(Extracted records)
___
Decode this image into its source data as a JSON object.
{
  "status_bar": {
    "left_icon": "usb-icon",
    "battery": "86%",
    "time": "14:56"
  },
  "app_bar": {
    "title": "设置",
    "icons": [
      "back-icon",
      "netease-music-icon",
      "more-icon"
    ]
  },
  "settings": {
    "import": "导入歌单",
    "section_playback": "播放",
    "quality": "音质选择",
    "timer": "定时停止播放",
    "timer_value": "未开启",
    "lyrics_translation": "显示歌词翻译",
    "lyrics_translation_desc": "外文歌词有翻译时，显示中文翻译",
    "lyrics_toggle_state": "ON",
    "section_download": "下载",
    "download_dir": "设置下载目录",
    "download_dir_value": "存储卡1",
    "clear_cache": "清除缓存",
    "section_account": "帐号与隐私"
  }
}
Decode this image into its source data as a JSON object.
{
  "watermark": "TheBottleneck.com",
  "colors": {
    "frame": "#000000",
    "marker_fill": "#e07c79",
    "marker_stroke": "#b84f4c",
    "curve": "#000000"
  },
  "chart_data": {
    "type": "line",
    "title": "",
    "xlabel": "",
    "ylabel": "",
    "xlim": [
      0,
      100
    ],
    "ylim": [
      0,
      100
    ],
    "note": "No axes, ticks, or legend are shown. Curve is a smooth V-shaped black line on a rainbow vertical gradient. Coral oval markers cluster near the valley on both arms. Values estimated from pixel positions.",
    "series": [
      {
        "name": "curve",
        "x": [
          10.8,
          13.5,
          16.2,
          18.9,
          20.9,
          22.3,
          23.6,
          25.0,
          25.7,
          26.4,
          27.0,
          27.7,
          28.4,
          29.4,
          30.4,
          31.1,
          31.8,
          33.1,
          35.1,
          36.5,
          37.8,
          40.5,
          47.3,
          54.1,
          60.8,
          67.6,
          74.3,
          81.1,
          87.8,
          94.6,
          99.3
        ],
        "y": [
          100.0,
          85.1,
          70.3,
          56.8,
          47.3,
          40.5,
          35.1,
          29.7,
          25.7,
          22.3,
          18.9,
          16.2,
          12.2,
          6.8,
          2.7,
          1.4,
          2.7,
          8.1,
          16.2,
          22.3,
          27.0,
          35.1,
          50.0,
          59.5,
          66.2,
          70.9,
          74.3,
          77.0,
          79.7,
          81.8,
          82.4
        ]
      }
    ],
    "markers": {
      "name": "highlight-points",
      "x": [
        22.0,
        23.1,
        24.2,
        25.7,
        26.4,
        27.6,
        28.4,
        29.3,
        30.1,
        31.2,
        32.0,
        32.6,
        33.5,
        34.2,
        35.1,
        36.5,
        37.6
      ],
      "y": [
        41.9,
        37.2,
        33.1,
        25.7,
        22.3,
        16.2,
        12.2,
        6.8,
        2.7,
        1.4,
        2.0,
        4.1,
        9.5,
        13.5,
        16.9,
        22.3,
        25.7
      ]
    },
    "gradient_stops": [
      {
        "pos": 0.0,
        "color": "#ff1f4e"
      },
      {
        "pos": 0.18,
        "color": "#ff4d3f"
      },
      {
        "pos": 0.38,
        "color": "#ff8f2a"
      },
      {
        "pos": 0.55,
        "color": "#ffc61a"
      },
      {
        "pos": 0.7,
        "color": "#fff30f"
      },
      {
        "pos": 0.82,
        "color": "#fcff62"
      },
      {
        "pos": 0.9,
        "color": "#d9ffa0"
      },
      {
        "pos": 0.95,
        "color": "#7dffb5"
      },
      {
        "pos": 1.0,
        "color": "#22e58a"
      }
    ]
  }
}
___
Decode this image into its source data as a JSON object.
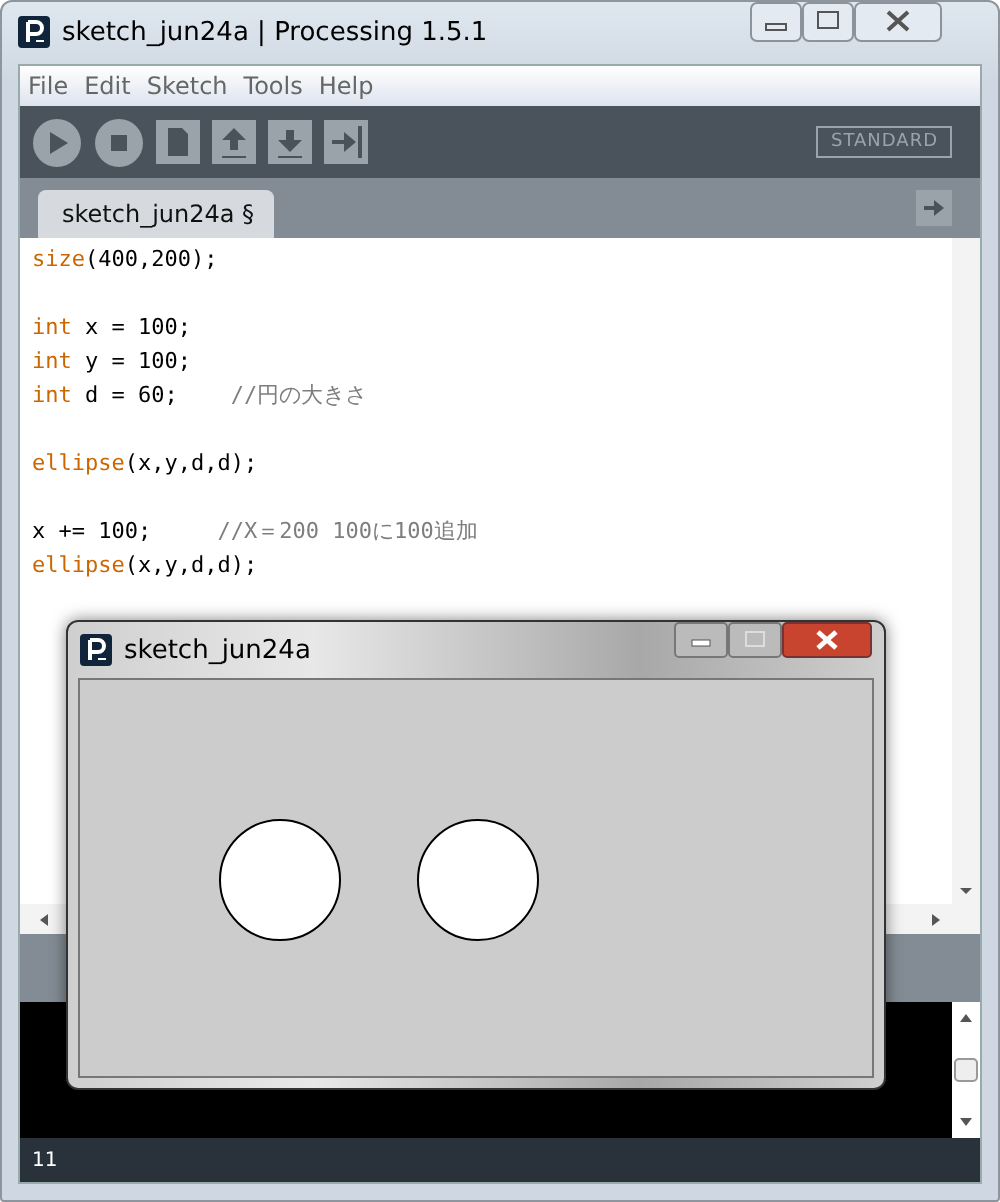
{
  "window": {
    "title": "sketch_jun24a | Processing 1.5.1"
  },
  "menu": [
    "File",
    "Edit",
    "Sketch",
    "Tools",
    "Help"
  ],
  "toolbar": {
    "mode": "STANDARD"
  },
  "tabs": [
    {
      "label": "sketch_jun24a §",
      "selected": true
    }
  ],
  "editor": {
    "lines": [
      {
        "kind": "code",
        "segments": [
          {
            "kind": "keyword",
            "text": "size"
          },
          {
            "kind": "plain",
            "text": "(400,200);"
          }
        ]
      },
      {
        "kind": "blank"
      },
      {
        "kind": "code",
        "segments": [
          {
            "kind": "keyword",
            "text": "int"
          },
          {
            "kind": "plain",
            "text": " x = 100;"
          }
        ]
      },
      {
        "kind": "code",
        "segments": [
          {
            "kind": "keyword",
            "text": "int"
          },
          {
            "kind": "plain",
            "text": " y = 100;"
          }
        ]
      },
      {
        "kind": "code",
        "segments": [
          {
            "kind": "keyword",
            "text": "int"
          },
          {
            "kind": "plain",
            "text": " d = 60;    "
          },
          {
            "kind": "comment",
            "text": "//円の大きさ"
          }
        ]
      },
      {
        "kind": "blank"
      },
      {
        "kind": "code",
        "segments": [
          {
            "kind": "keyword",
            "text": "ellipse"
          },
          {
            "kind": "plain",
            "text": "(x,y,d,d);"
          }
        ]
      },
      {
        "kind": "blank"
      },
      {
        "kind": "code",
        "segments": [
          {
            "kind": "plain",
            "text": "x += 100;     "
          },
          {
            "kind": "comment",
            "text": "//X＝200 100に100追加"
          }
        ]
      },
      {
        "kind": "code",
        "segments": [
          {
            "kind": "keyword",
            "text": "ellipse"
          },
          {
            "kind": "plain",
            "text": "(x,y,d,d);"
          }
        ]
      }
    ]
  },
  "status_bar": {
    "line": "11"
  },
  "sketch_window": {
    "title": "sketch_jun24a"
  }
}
___
▸ Exercise details:
Find the word "title" in the entries above and gather every line that holds it.

▸ Worked answer:
    "title": "设置",
    "title": "",
    "title": "sketch_jun24a | Processing 1.5.1"
    "title": "sketch_jun24a"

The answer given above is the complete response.